*Short problem*:
Locate the lines that hold the string "JSON". Copy every such line.

*Records provided*:
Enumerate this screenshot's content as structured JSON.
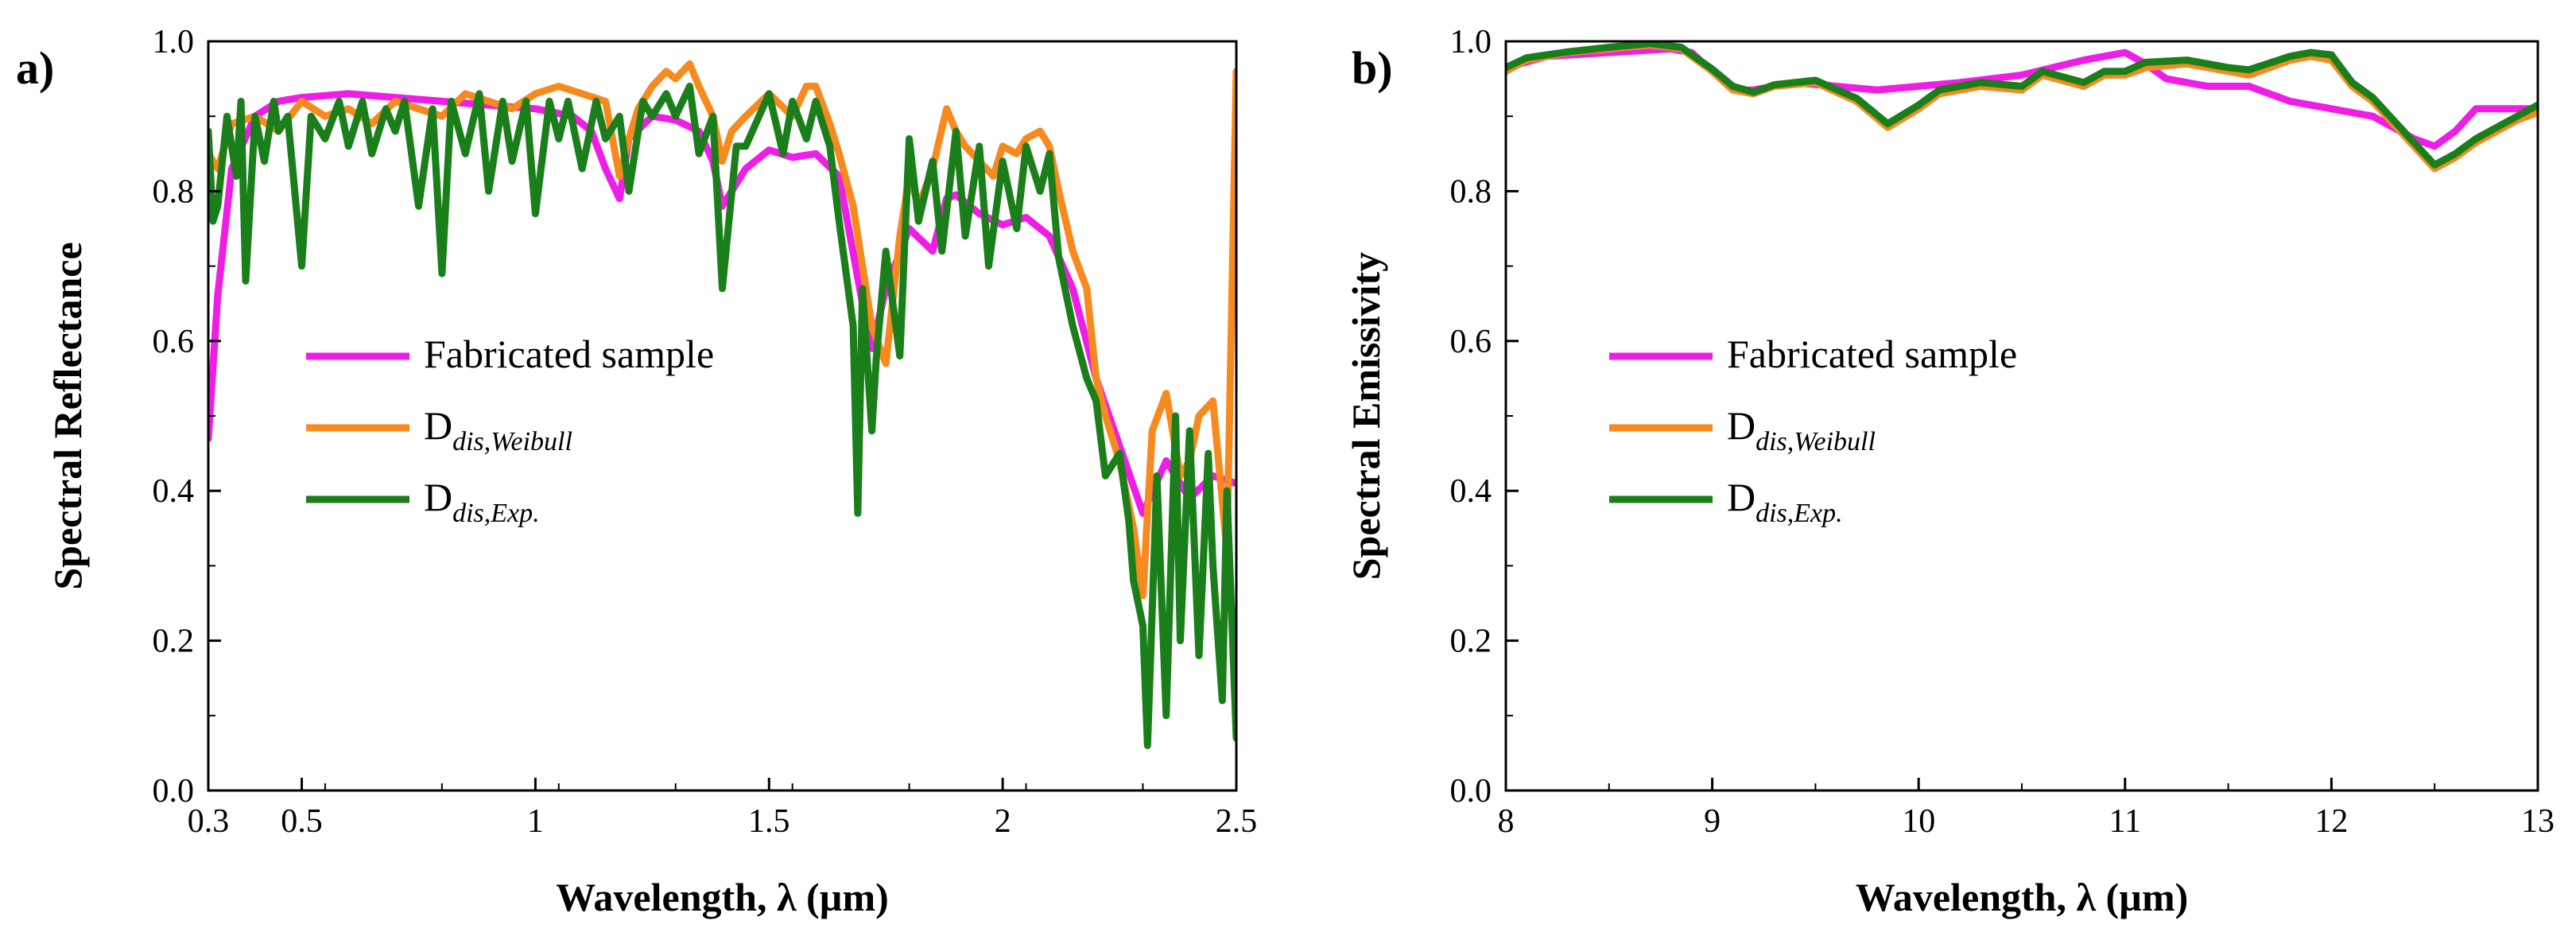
{
  "chart_data": [
    {
      "type": "line",
      "panel_label": "a)",
      "xlabel": "Wavelength, λ (µm)",
      "ylabel": "Spectral Reflectance",
      "xlim": [
        0.3,
        2.5
      ],
      "ylim": [
        0.0,
        1.0
      ],
      "x_ticks": [
        0.3,
        0.5,
        1,
        1.5,
        2,
        2.5
      ],
      "x_tick_labels": [
        "0.3",
        "0.5",
        "1",
        "1.5",
        "2",
        "2.5"
      ],
      "y_ticks": [
        0.0,
        0.2,
        0.4,
        0.6,
        0.8,
        1.0
      ],
      "y_tick_labels": [
        "0.0",
        "0.2",
        "0.4",
        "0.6",
        "0.8",
        "1.0"
      ],
      "legend": {
        "position": "center-left"
      },
      "series": [
        {
          "name": "Fabricated sample",
          "label_main": "Fabricated sample",
          "label_sub": "",
          "color": "#ee1ee6",
          "x": [
            0.3,
            0.32,
            0.35,
            0.4,
            0.45,
            0.5,
            0.6,
            0.7,
            0.8,
            0.9,
            1.0,
            1.08,
            1.12,
            1.15,
            1.18,
            1.2,
            1.25,
            1.3,
            1.35,
            1.38,
            1.4,
            1.45,
            1.5,
            1.55,
            1.6,
            1.65,
            1.7,
            1.72,
            1.75,
            1.8,
            1.85,
            1.88,
            1.9,
            1.95,
            2.0,
            2.05,
            2.1,
            2.15,
            2.2,
            2.25,
            2.3,
            2.35,
            2.4,
            2.45,
            2.5
          ],
          "values": [
            0.47,
            0.66,
            0.83,
            0.9,
            0.92,
            0.925,
            0.93,
            0.925,
            0.92,
            0.915,
            0.91,
            0.9,
            0.88,
            0.83,
            0.79,
            0.87,
            0.9,
            0.895,
            0.88,
            0.84,
            0.78,
            0.83,
            0.855,
            0.845,
            0.85,
            0.82,
            0.65,
            0.59,
            0.67,
            0.75,
            0.72,
            0.79,
            0.795,
            0.77,
            0.755,
            0.765,
            0.74,
            0.67,
            0.55,
            0.46,
            0.37,
            0.44,
            0.39,
            0.42,
            0.41
          ]
        },
        {
          "name": "D_dis,Weibull",
          "label_main": "D",
          "label_sub": "dis,Weibull",
          "color": "#f68a1f",
          "x": [
            0.3,
            0.32,
            0.35,
            0.4,
            0.45,
            0.5,
            0.55,
            0.6,
            0.65,
            0.7,
            0.75,
            0.8,
            0.85,
            0.9,
            0.95,
            1.0,
            1.05,
            1.1,
            1.15,
            1.18,
            1.2,
            1.22,
            1.25,
            1.28,
            1.3,
            1.33,
            1.35,
            1.38,
            1.4,
            1.42,
            1.45,
            1.5,
            1.55,
            1.58,
            1.6,
            1.63,
            1.65,
            1.68,
            1.7,
            1.72,
            1.75,
            1.78,
            1.8,
            1.82,
            1.85,
            1.88,
            1.9,
            1.92,
            1.95,
            1.98,
            2.0,
            2.03,
            2.05,
            2.08,
            2.1,
            2.12,
            2.15,
            2.18,
            2.2,
            2.22,
            2.25,
            2.28,
            2.3,
            2.32,
            2.35,
            2.38,
            2.4,
            2.42,
            2.45,
            2.48,
            2.5
          ],
          "values": [
            0.85,
            0.83,
            0.89,
            0.9,
            0.88,
            0.92,
            0.9,
            0.91,
            0.89,
            0.92,
            0.91,
            0.9,
            0.93,
            0.92,
            0.91,
            0.93,
            0.94,
            0.93,
            0.92,
            0.82,
            0.87,
            0.91,
            0.94,
            0.96,
            0.95,
            0.97,
            0.94,
            0.9,
            0.84,
            0.88,
            0.9,
            0.93,
            0.9,
            0.94,
            0.94,
            0.89,
            0.85,
            0.78,
            0.7,
            0.62,
            0.57,
            0.74,
            0.82,
            0.78,
            0.83,
            0.91,
            0.88,
            0.86,
            0.84,
            0.82,
            0.86,
            0.85,
            0.87,
            0.88,
            0.86,
            0.8,
            0.72,
            0.67,
            0.55,
            0.5,
            0.44,
            0.35,
            0.26,
            0.48,
            0.53,
            0.42,
            0.44,
            0.5,
            0.52,
            0.32,
            0.96
          ]
        },
        {
          "name": "D_dis,Exp.",
          "label_main": "D",
          "label_sub": "dis,Exp.",
          "color": "#1a7f1a",
          "x": [
            0.3,
            0.31,
            0.32,
            0.34,
            0.36,
            0.37,
            0.38,
            0.4,
            0.42,
            0.44,
            0.45,
            0.47,
            0.5,
            0.52,
            0.55,
            0.58,
            0.6,
            0.63,
            0.65,
            0.68,
            0.7,
            0.72,
            0.75,
            0.78,
            0.8,
            0.82,
            0.85,
            0.88,
            0.9,
            0.93,
            0.95,
            0.98,
            1.0,
            1.03,
            1.05,
            1.07,
            1.1,
            1.13,
            1.15,
            1.18,
            1.2,
            1.23,
            1.25,
            1.28,
            1.3,
            1.33,
            1.35,
            1.38,
            1.4,
            1.43,
            1.45,
            1.5,
            1.53,
            1.55,
            1.58,
            1.6,
            1.63,
            1.65,
            1.68,
            1.69,
            1.7,
            1.72,
            1.73,
            1.75,
            1.78,
            1.8,
            1.82,
            1.85,
            1.87,
            1.9,
            1.92,
            1.95,
            1.97,
            2.0,
            2.03,
            2.05,
            2.08,
            2.1,
            2.12,
            2.15,
            2.18,
            2.2,
            2.22,
            2.25,
            2.27,
            2.28,
            2.3,
            2.31,
            2.33,
            2.35,
            2.37,
            2.38,
            2.4,
            2.42,
            2.44,
            2.45,
            2.47,
            2.48,
            2.5
          ],
          "values": [
            0.88,
            0.76,
            0.78,
            0.9,
            0.82,
            0.92,
            0.68,
            0.9,
            0.84,
            0.92,
            0.88,
            0.9,
            0.7,
            0.9,
            0.87,
            0.92,
            0.86,
            0.92,
            0.85,
            0.91,
            0.88,
            0.92,
            0.78,
            0.91,
            0.69,
            0.92,
            0.85,
            0.93,
            0.8,
            0.92,
            0.84,
            0.92,
            0.77,
            0.92,
            0.87,
            0.92,
            0.83,
            0.92,
            0.87,
            0.9,
            0.8,
            0.92,
            0.9,
            0.93,
            0.9,
            0.94,
            0.85,
            0.9,
            0.67,
            0.86,
            0.86,
            0.93,
            0.85,
            0.92,
            0.87,
            0.92,
            0.86,
            0.76,
            0.62,
            0.37,
            0.67,
            0.48,
            0.58,
            0.72,
            0.58,
            0.87,
            0.76,
            0.84,
            0.72,
            0.88,
            0.74,
            0.86,
            0.7,
            0.84,
            0.75,
            0.86,
            0.8,
            0.85,
            0.71,
            0.62,
            0.55,
            0.52,
            0.42,
            0.45,
            0.36,
            0.28,
            0.22,
            0.06,
            0.42,
            0.1,
            0.5,
            0.2,
            0.48,
            0.18,
            0.45,
            0.3,
            0.12,
            0.4,
            0.07
          ]
        }
      ]
    },
    {
      "type": "line",
      "panel_label": "b)",
      "xlabel": "Wavelength, λ (µm)",
      "ylabel": "Spectral Emissivity",
      "xlim": [
        8,
        13
      ],
      "ylim": [
        0.0,
        1.0
      ],
      "x_ticks": [
        8,
        9,
        10,
        11,
        12,
        13
      ],
      "x_tick_labels": [
        "8",
        "9",
        "10",
        "11",
        "12",
        "13"
      ],
      "y_ticks": [
        0.0,
        0.2,
        0.4,
        0.6,
        0.8,
        1.0
      ],
      "y_tick_labels": [
        "0.0",
        "0.2",
        "0.4",
        "0.6",
        "0.8",
        "1.0"
      ],
      "legend": {
        "position": "center-left"
      },
      "series": [
        {
          "name": "Fabricated sample",
          "label_main": "Fabricated sample",
          "label_sub": "",
          "color": "#ee1ee6",
          "x": [
            8.0,
            8.2,
            8.5,
            8.8,
            8.9,
            9.0,
            9.1,
            9.2,
            9.4,
            9.6,
            9.8,
            10.0,
            10.2,
            10.5,
            10.8,
            11.0,
            11.1,
            11.2,
            11.4,
            11.6,
            11.8,
            12.0,
            12.1,
            12.2,
            12.4,
            12.5,
            12.6,
            12.7,
            12.8,
            13.0
          ],
          "values": [
            0.965,
            0.98,
            0.985,
            0.99,
            0.985,
            0.96,
            0.935,
            0.935,
            0.945,
            0.94,
            0.935,
            0.94,
            0.945,
            0.955,
            0.975,
            0.985,
            0.97,
            0.95,
            0.94,
            0.94,
            0.92,
            0.91,
            0.905,
            0.9,
            0.87,
            0.86,
            0.88,
            0.91,
            0.91,
            0.91
          ]
        },
        {
          "name": "D_dis,Weibull",
          "label_main": "D",
          "label_sub": "dis,Weibull",
          "color": "#f68a1f",
          "x": [
            8.0,
            8.1,
            8.3,
            8.5,
            8.7,
            8.85,
            9.0,
            9.1,
            9.2,
            9.3,
            9.5,
            9.7,
            9.85,
            10.0,
            10.1,
            10.3,
            10.5,
            10.6,
            10.8,
            10.9,
            11.0,
            11.1,
            11.3,
            11.5,
            11.6,
            11.8,
            11.9,
            12.0,
            12.1,
            12.2,
            12.3,
            12.4,
            12.5,
            12.6,
            12.7,
            12.8,
            12.9,
            13.0
          ],
          "values": [
            0.96,
            0.975,
            0.985,
            0.99,
            0.995,
            0.99,
            0.96,
            0.935,
            0.93,
            0.94,
            0.945,
            0.92,
            0.885,
            0.91,
            0.93,
            0.94,
            0.935,
            0.955,
            0.94,
            0.955,
            0.955,
            0.965,
            0.97,
            0.96,
            0.955,
            0.975,
            0.98,
            0.975,
            0.94,
            0.92,
            0.89,
            0.86,
            0.83,
            0.845,
            0.865,
            0.88,
            0.895,
            0.905
          ]
        },
        {
          "name": "D_dis,Exp.",
          "label_main": "D",
          "label_sub": "dis,Exp.",
          "color": "#1a7f1a",
          "x": [
            8.0,
            8.1,
            8.3,
            8.5,
            8.7,
            8.85,
            9.0,
            9.1,
            9.2,
            9.3,
            9.5,
            9.7,
            9.85,
            10.0,
            10.1,
            10.3,
            10.5,
            10.6,
            10.8,
            10.9,
            11.0,
            11.1,
            11.3,
            11.5,
            11.6,
            11.8,
            11.9,
            12.0,
            12.1,
            12.2,
            12.3,
            12.4,
            12.5,
            12.6,
            12.7,
            12.8,
            12.9,
            13.0
          ],
          "values": [
            0.965,
            0.978,
            0.986,
            0.992,
            0.997,
            0.992,
            0.963,
            0.94,
            0.932,
            0.942,
            0.948,
            0.924,
            0.89,
            0.915,
            0.935,
            0.945,
            0.94,
            0.96,
            0.945,
            0.96,
            0.96,
            0.972,
            0.975,
            0.965,
            0.962,
            0.98,
            0.985,
            0.982,
            0.945,
            0.925,
            0.895,
            0.865,
            0.835,
            0.85,
            0.87,
            0.885,
            0.9,
            0.915
          ]
        }
      ]
    }
  ]
}
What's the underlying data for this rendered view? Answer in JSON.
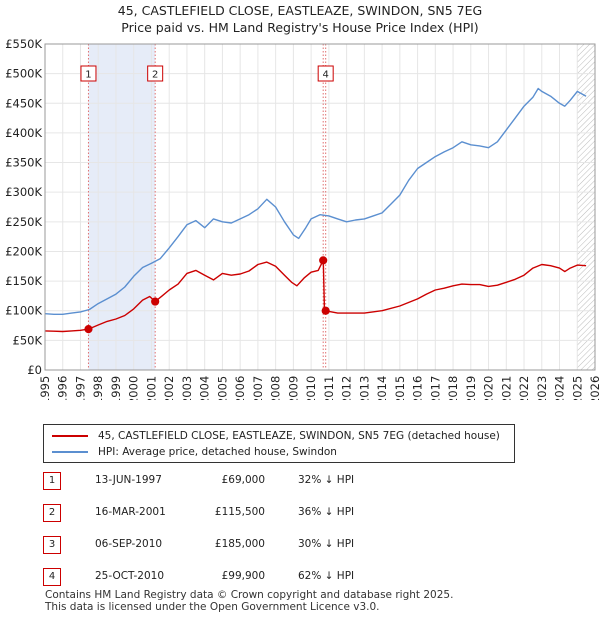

*Solution for this problem*:
Enumerate this screenshot's content as structured JSON.
What's the underlying data for this rendered view? Answer in JSON.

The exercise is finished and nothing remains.